-- start of Data extract --

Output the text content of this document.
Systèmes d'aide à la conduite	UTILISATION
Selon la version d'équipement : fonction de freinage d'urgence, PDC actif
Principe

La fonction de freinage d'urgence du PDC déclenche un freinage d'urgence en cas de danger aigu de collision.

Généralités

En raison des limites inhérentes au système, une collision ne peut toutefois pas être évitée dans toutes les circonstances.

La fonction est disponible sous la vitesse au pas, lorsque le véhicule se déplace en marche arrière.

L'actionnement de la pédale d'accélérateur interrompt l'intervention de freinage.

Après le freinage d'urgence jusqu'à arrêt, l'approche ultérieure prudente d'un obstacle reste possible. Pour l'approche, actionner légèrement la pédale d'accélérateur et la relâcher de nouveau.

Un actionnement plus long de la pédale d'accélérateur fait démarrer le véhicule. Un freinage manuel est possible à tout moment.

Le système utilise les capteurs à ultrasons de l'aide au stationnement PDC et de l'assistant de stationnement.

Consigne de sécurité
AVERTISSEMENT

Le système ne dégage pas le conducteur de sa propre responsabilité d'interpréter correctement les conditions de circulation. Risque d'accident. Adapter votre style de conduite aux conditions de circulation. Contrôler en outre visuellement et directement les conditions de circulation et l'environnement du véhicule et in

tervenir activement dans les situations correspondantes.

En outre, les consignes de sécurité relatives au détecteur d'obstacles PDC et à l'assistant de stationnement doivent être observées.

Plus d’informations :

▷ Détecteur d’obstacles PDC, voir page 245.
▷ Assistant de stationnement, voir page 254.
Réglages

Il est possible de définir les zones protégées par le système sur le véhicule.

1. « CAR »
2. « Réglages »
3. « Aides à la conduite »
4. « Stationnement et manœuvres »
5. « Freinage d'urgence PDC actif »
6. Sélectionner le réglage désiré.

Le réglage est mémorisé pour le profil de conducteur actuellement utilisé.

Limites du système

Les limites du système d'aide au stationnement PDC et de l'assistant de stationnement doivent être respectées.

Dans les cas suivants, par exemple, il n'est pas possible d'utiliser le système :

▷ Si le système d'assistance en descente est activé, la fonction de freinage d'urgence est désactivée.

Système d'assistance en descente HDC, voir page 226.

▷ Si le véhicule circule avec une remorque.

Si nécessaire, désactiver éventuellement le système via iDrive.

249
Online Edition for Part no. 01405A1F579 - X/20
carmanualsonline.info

-- end of Data extract --

Each line of the listing should be echoed back exactly.

Output the text content of this document.
Systèmes d'aide à la conduite	UTILISATION
Selon la version d'équipement : fonction de freinage d'urgence, PDC actif
Principe

La fonction de freinage d'urgence du PDC déclenche un freinage d'urgence en cas de danger aigu de collision.

Généralités

En raison des limites inhérentes au système, une collision ne peut toutefois pas être évitée dans toutes les circonstances.

La fonction est disponible sous la vitesse au pas, lorsque le véhicule se déplace en marche arrière.

L'actionnement de la pédale d'accélérateur interrompt l'intervention de freinage.

Après le freinage d'urgence jusqu'à arrêt, l'approche ultérieure prudente d'un obstacle reste possible. Pour l'approche, actionner légèrement la pédale d'accélérateur et la relâcher de nouveau.

Un actionnement plus long de la pédale d'accélérateur fait démarrer le véhicule. Un freinage manuel est possible à tout moment.

Le système utilise les capteurs à ultrasons de l'aide au stationnement PDC et de l'assistant de stationnement.

Consigne de sécurité
AVERTISSEMENT

Le système ne dégage pas le conducteur de sa propre responsabilité d'interpréter correctement les conditions de circulation. Risque d'accident. Adapter votre style de conduite aux conditions de circulation. Contrôler en outre visuellement et directement les conditions de circulation et l'environnement du véhicule et in

tervenir activement dans les situations correspondantes.

En outre, les consignes de sécurité relatives au détecteur d'obstacles PDC et à l'assistant de stationnement doivent être observées.

Plus d’informations :

▷ Détecteur d’obstacles PDC, voir page 245.
▷ Assistant de stationnement, voir page 254.
Réglages

Il est possible de définir les zones protégées par le système sur le véhicule.

1. « CAR »
2. « Réglages »
3. « Aides à la conduite »
4. « Stationnement et manœuvres »
5. « Freinage d'urgence PDC actif »
6. Sélectionner le réglage désiré.

Le réglage est mémorisé pour le profil de conducteur actuellement utilisé.

Limites du système

Les limites du système d'aide au stationnement PDC et de l'assistant de stationnement doivent être respectées.

Dans les cas suivants, par exemple, il n'est pas possible d'utiliser le système :

▷ Si le système d'assistance en descente est activé, la fonction de freinage d'urgence est désactivée.

Système d'assistance en descente HDC, voir page 226.

▷ Si le véhicule circule avec une remorque.

Si nécessaire, désactiver éventuellement le système via iDrive.

249
Online Edition for Part no. 01405A1F579 - X/20
carmanualsonline.info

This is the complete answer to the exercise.